→ EXERCISE TASK:
Your task is to output the listing word for word, with pictures excluded.

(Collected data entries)
************

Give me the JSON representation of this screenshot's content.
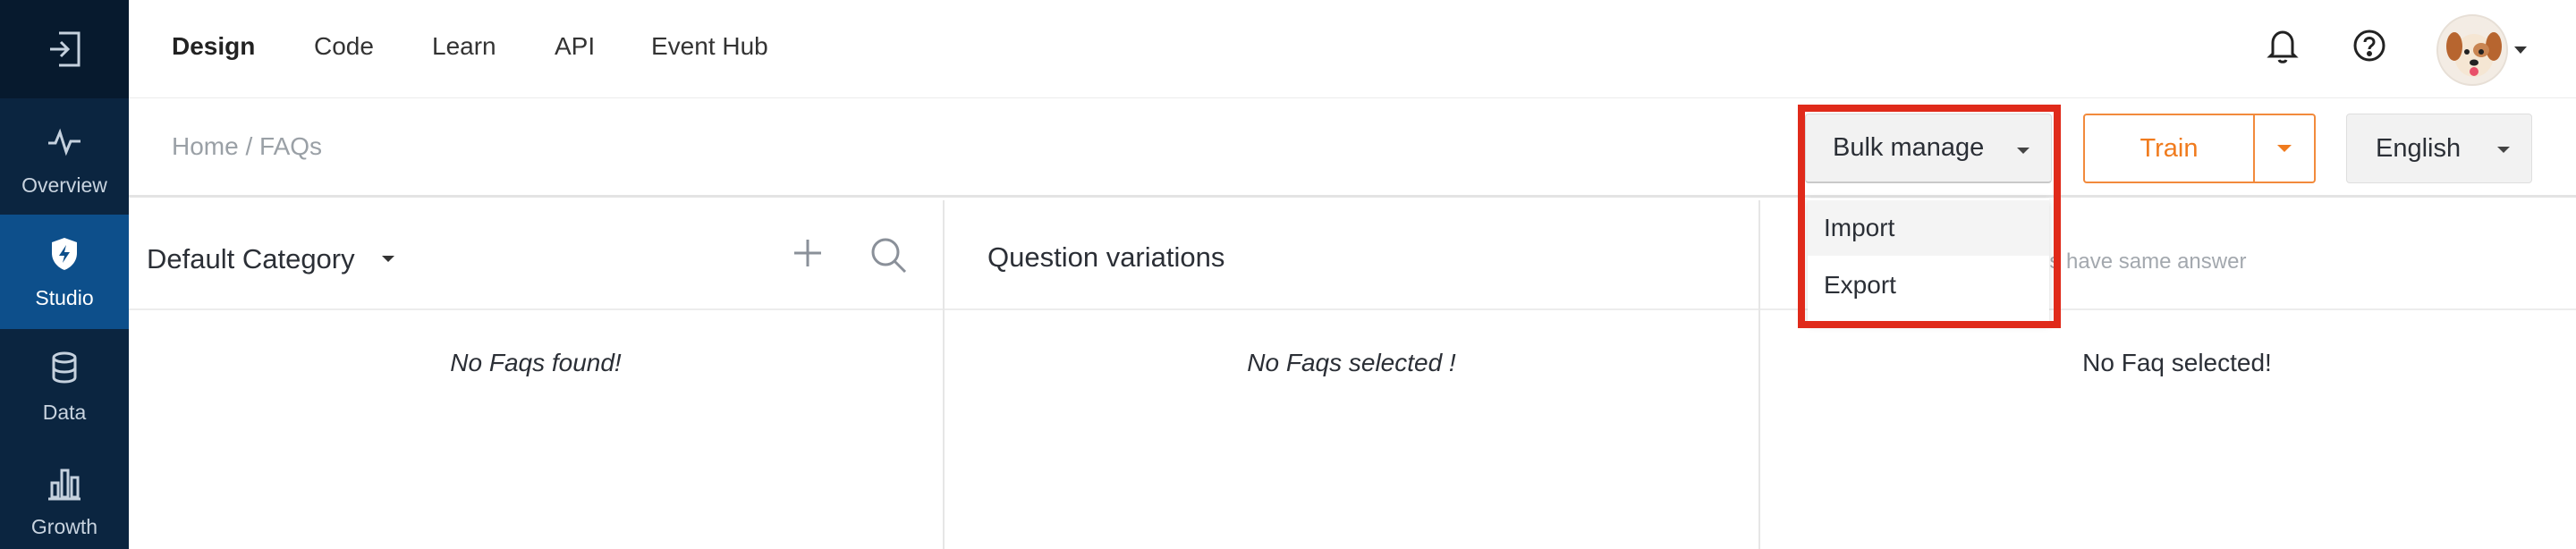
{
  "nav": {
    "tabs": [
      {
        "label": "Design",
        "active": true
      },
      {
        "label": "Code"
      },
      {
        "label": "Learn"
      },
      {
        "label": "API"
      },
      {
        "label": "Event Hub"
      }
    ],
    "icons": [
      "bell-icon",
      "help-icon",
      "avatar"
    ]
  },
  "sidebar": {
    "items": [
      {
        "label": "Overview",
        "icon": "pulse-icon"
      },
      {
        "label": "Studio",
        "icon": "shield-bolt-icon",
        "active": true
      },
      {
        "label": "Data",
        "icon": "database-icon"
      },
      {
        "label": "Growth",
        "icon": "bar-chart-icon"
      }
    ]
  },
  "breadcrumb": "Home / FAQs",
  "toolbar": {
    "bulk_label": "Bulk manage",
    "train_label": "Train",
    "language_label": "English"
  },
  "bulk_menu": {
    "items": [
      "Import",
      "Export"
    ]
  },
  "columns": {
    "category": {
      "title": "Default Category",
      "empty": "No Faqs found!"
    },
    "questions": {
      "title": "Question variations",
      "empty": "No Faqs selected !"
    },
    "answer": {
      "hint": "ns have same answer",
      "empty": "No Faq selected!"
    }
  },
  "colors": {
    "rail": "#0b2540",
    "rail_active": "#0d4f8b",
    "accent_orange": "#f07b1e",
    "highlight_red": "#e02a1a"
  }
}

************

→ ANSWER:
Give me the JSON representation of this screenshot's content.
{
  "nav": {
    "tabs": [
      {
        "label": "Design",
        "active": true
      },
      {
        "label": "Code"
      },
      {
        "label": "Learn"
      },
      {
        "label": "API"
      },
      {
        "label": "Event Hub"
      }
    ],
    "icons": [
      "bell-icon",
      "help-icon",
      "avatar"
    ]
  },
  "sidebar": {
    "items": [
      {
        "label": "Overview",
        "icon": "pulse-icon"
      },
      {
        "label": "Studio",
        "icon": "shield-bolt-icon",
        "active": true
      },
      {
        "label": "Data",
        "icon": "database-icon"
      },
      {
        "label": "Growth",
        "icon": "bar-chart-icon"
      }
    ]
  },
  "breadcrumb": "Home / FAQs",
  "toolbar": {
    "bulk_label": "Bulk manage",
    "train_label": "Train",
    "language_label": "English"
  },
  "bulk_menu": {
    "items": [
      "Import",
      "Export"
    ]
  },
  "columns": {
    "category": {
      "title": "Default Category",
      "empty": "No Faqs found!"
    },
    "questions": {
      "title": "Question variations",
      "empty": "No Faqs selected !"
    },
    "answer": {
      "hint": "ns have same answer",
      "empty": "No Faq selected!"
    }
  },
  "colors": {
    "rail": "#0b2540",
    "rail_active": "#0d4f8b",
    "accent_orange": "#f07b1e",
    "highlight_red": "#e02a1a"
  }
}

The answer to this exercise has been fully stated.